* **Aim**: What is needed here is an exact copy of every entry.
##### Data provided
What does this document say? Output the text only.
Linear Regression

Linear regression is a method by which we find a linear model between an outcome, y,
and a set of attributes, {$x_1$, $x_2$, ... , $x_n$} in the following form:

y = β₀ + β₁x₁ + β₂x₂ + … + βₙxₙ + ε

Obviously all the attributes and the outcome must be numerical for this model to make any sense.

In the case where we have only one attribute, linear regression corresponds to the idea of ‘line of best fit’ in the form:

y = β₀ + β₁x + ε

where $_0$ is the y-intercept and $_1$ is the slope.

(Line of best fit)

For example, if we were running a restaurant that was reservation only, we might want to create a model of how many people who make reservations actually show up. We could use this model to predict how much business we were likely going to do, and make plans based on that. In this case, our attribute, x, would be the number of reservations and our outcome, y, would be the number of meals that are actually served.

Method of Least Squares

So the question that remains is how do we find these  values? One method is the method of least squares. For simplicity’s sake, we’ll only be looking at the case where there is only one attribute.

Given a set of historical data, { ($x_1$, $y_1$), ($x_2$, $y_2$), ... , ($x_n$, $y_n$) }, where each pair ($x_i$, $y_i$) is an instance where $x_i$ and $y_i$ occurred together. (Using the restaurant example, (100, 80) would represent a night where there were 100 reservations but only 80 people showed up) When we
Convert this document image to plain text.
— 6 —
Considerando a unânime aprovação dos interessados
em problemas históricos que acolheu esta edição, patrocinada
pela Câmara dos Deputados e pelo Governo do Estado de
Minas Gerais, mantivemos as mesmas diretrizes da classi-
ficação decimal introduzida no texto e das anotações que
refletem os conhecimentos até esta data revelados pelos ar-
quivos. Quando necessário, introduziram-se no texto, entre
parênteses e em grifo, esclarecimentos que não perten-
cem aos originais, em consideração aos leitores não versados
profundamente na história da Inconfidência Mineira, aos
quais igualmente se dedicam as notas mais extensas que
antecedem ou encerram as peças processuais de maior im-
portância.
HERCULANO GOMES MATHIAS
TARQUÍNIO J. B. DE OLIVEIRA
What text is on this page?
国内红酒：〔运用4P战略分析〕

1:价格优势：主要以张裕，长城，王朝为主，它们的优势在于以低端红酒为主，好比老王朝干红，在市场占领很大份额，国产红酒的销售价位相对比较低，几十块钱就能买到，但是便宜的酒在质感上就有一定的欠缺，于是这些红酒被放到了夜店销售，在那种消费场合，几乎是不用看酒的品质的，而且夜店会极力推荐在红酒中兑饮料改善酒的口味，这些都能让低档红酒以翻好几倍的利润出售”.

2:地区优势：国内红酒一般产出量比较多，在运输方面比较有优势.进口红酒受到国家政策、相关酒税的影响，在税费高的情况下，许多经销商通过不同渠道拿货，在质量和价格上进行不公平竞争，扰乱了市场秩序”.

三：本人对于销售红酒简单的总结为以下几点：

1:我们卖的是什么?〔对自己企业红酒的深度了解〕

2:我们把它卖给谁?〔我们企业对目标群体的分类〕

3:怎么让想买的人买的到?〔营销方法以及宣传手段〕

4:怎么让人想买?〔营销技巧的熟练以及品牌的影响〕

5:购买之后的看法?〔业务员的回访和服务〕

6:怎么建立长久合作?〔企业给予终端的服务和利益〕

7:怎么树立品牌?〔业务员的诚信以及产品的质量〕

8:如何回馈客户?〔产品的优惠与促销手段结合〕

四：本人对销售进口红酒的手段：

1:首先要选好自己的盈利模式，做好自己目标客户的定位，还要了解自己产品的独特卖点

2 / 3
##########
* **Solution for this problem**:
What does this document say? Output the text only.
Linear Regression

Linear regression is a method by which we find a linear model between an outcome, y,
and a set of attributes, {$x_1$, $x_2$, ... , $x_n$} in the following form:

y = β₀ + β₁x₁ + β₂x₂ + … + βₙxₙ + ε

Obviously all the attributes and the outcome must be numerical for this model to make any sense.

In the case where we have only one attribute, linear regression corresponds to the idea of ‘line of best fit’ in the form:

y = β₀ + β₁x + ε

where $_0$ is the y-intercept and $_1$ is the slope.

(Line of best fit)

For example, if we were running a restaurant that was reservation only, we might want to create a model of how many people who make reservations actually show up. We could use this model to predict how much business we were likely going to do, and make plans based on that. In this case, our attribute, x, would be the number of reservations and our outcome, y, would be the number of meals that are actually served.

Method of Least Squares

So the question that remains is how do we find these  values? One method is the method of least squares. For simplicity’s sake, we’ll only be looking at the case where there is only one attribute.

Given a set of historical data, { ($x_1$, $y_1$), ($x_2$, $y_2$), ... , ($x_n$, $y_n$) }, where each pair ($x_i$, $y_i$) is an instance where $x_i$ and $y_i$ occurred together. (Using the restaurant example, (100, 80) would represent a night where there were 100 reservations but only 80 people showed up) When we
Convert this document image to plain text.
— 6 —
Considerando a unânime aprovação dos interessados
em problemas históricos que acolheu esta edição, patrocinada
pela Câmara dos Deputados e pelo Governo do Estado de
Minas Gerais, mantivemos as mesmas diretrizes da classi-
ficação decimal introduzida no texto e das anotações que
refletem os conhecimentos até esta data revelados pelos ar-
quivos. Quando necessário, introduziram-se no texto, entre
parênteses e em grifo, esclarecimentos que não perten-
cem aos originais, em consideração aos leitores não versados
profundamente na história da Inconfidência Mineira, aos
quais igualmente se dedicam as notas mais extensas que
antecedem ou encerram as peças processuais de maior im-
portância.
HERCULANO GOMES MATHIAS
TARQUÍNIO J. B. DE OLIVEIRA
What text is on this page?
国内红酒：〔运用4P战略分析〕

1:价格优势：主要以张裕，长城，王朝为主，它们的优势在于以低端红酒为主，好比老王朝干红，在市场占领很大份额，国产红酒的销售价位相对比较低，几十块钱就能买到，但是便宜的酒在质感上就有一定的欠缺，于是这些红酒被放到了夜店销售，在那种消费场合，几乎是不用看酒的品质的，而且夜店会极力推荐在红酒中兑饮料改善酒的口味，这些都能让低档红酒以翻好几倍的利润出售”.

2:地区优势：国内红酒一般产出量比较多，在运输方面比较有优势.进口红酒受到国家政策、相关酒税的影响，在税费高的情况下，许多经销商通过不同渠道拿货，在质量和价格上进行不公平竞争，扰乱了市场秩序”.

三：本人对于销售红酒简单的总结为以下几点：

1:我们卖的是什么?〔对自己企业红酒的深度了解〕

2:我们把它卖给谁?〔我们企业对目标群体的分类〕

3:怎么让想买的人买的到?〔营销方法以及宣传手段〕

4:怎么让人想买?〔营销技巧的熟练以及品牌的影响〕

5:购买之后的看法?〔业务员的回访和服务〕

6:怎么建立长久合作?〔企业给予终端的服务和利益〕

7:怎么树立品牌?〔业务员的诚信以及产品的质量〕

8:如何回馈客户?〔产品的优惠与促销手段结合〕

四：本人对销售进口红酒的手段：

1:首先要选好自己的盈利模式，做好自己目标客户的定位，还要了解自己产品的独特卖点

2 / 3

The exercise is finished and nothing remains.